>> begin

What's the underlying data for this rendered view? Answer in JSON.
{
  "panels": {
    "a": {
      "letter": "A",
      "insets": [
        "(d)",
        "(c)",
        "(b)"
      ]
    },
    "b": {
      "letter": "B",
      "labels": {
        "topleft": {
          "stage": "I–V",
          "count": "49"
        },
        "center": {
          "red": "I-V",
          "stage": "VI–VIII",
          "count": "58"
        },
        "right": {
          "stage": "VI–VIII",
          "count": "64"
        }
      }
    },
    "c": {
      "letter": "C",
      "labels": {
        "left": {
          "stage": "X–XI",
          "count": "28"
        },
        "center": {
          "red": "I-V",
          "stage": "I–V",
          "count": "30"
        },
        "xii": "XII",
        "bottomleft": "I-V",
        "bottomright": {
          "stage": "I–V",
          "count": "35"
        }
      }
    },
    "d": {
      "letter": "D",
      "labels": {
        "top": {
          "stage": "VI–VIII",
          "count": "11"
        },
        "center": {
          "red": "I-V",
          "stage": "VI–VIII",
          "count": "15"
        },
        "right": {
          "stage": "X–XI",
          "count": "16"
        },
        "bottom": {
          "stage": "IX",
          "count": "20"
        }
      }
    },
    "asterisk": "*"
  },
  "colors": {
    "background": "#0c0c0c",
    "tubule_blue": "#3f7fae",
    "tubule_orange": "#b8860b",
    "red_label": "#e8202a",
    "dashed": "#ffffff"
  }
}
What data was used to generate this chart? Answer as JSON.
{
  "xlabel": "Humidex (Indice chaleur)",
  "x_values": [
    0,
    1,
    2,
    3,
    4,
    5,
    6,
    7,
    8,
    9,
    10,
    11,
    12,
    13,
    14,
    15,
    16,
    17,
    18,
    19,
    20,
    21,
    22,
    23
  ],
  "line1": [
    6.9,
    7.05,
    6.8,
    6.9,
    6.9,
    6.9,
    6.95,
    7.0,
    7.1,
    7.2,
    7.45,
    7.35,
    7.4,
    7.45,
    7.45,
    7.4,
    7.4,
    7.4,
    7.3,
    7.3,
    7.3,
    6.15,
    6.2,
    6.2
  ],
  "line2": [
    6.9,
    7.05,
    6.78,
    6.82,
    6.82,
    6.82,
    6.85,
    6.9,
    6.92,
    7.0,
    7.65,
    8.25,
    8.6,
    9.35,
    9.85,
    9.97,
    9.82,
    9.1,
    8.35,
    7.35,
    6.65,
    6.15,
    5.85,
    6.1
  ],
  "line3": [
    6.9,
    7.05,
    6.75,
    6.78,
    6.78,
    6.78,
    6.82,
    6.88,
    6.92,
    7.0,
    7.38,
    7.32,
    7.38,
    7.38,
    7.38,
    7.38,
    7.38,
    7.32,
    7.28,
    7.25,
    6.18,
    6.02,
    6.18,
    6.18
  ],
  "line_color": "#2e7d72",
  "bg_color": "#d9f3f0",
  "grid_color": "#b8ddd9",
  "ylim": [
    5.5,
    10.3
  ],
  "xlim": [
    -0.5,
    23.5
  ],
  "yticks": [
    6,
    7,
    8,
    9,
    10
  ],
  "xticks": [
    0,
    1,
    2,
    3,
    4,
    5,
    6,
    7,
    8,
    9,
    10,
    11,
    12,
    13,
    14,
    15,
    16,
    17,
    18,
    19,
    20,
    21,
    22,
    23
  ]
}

>> end

| Objective |
Copy all of the data. Keep every word exactly as it is.

| Answer in full |
What's the underlying data for this rendered view? Answer in JSON.
{
  "panels": {
    "a": {
      "letter": "A",
      "insets": [
        "(d)",
        "(c)",
        "(b)"
      ]
    },
    "b": {
      "letter": "B",
      "labels": {
        "topleft": {
          "stage": "I–V",
          "count": "49"
        },
        "center": {
          "red": "I-V",
          "stage": "VI–VIII",
          "count": "58"
        },
        "right": {
          "stage": "VI–VIII",
          "count": "64"
        }
      }
    },
    "c": {
      "letter": "C",
      "labels": {
        "left": {
          "stage": "X–XI",
          "count": "28"
        },
        "center": {
          "red": "I-V",
          "stage": "I–V",
          "count": "30"
        },
        "xii": "XII",
        "bottomleft": "I-V",
        "bottomright": {
          "stage": "I–V",
          "count": "35"
        }
      }
    },
    "d": {
      "letter": "D",
      "labels": {
        "top": {
          "stage": "VI–VIII",
          "count": "11"
        },
        "center": {
          "red": "I-V",
          "stage": "VI–VIII",
          "count": "15"
        },
        "right": {
          "stage": "X–XI",
          "count": "16"
        },
        "bottom": {
          "stage": "IX",
          "count": "20"
        }
      }
    },
    "asterisk": "*"
  },
  "colors": {
    "background": "#0c0c0c",
    "tubule_blue": "#3f7fae",
    "tubule_orange": "#b8860b",
    "red_label": "#e8202a",
    "dashed": "#ffffff"
  }
}
What data was used to generate this chart? Answer as JSON.
{
  "xlabel": "Humidex (Indice chaleur)",
  "x_values": [
    0,
    1,
    2,
    3,
    4,
    5,
    6,
    7,
    8,
    9,
    10,
    11,
    12,
    13,
    14,
    15,
    16,
    17,
    18,
    19,
    20,
    21,
    22,
    23
  ],
  "line1": [
    6.9,
    7.05,
    6.8,
    6.9,
    6.9,
    6.9,
    6.95,
    7.0,
    7.1,
    7.2,
    7.45,
    7.35,
    7.4,
    7.45,
    7.45,
    7.4,
    7.4,
    7.4,
    7.3,
    7.3,
    7.3,
    6.15,
    6.2,
    6.2
  ],
  "line2": [
    6.9,
    7.05,
    6.78,
    6.82,
    6.82,
    6.82,
    6.85,
    6.9,
    6.92,
    7.0,
    7.65,
    8.25,
    8.6,
    9.35,
    9.85,
    9.97,
    9.82,
    9.1,
    8.35,
    7.35,
    6.65,
    6.15,
    5.85,
    6.1
  ],
  "line3": [
    6.9,
    7.05,
    6.75,
    6.78,
    6.78,
    6.78,
    6.82,
    6.88,
    6.92,
    7.0,
    7.38,
    7.32,
    7.38,
    7.38,
    7.38,
    7.38,
    7.38,
    7.32,
    7.28,
    7.25,
    6.18,
    6.02,
    6.18,
    6.18
  ],
  "line_color": "#2e7d72",
  "bg_color": "#d9f3f0",
  "grid_color": "#b8ddd9",
  "ylim": [
    5.5,
    10.3
  ],
  "xlim": [
    -0.5,
    23.5
  ],
  "yticks": [
    6,
    7,
    8,
    9,
    10
  ],
  "xticks": [
    0,
    1,
    2,
    3,
    4,
    5,
    6,
    7,
    8,
    9,
    10,
    11,
    12,
    13,
    14,
    15,
    16,
    17,
    18,
    19,
    20,
    21,
    22,
    23
  ]
}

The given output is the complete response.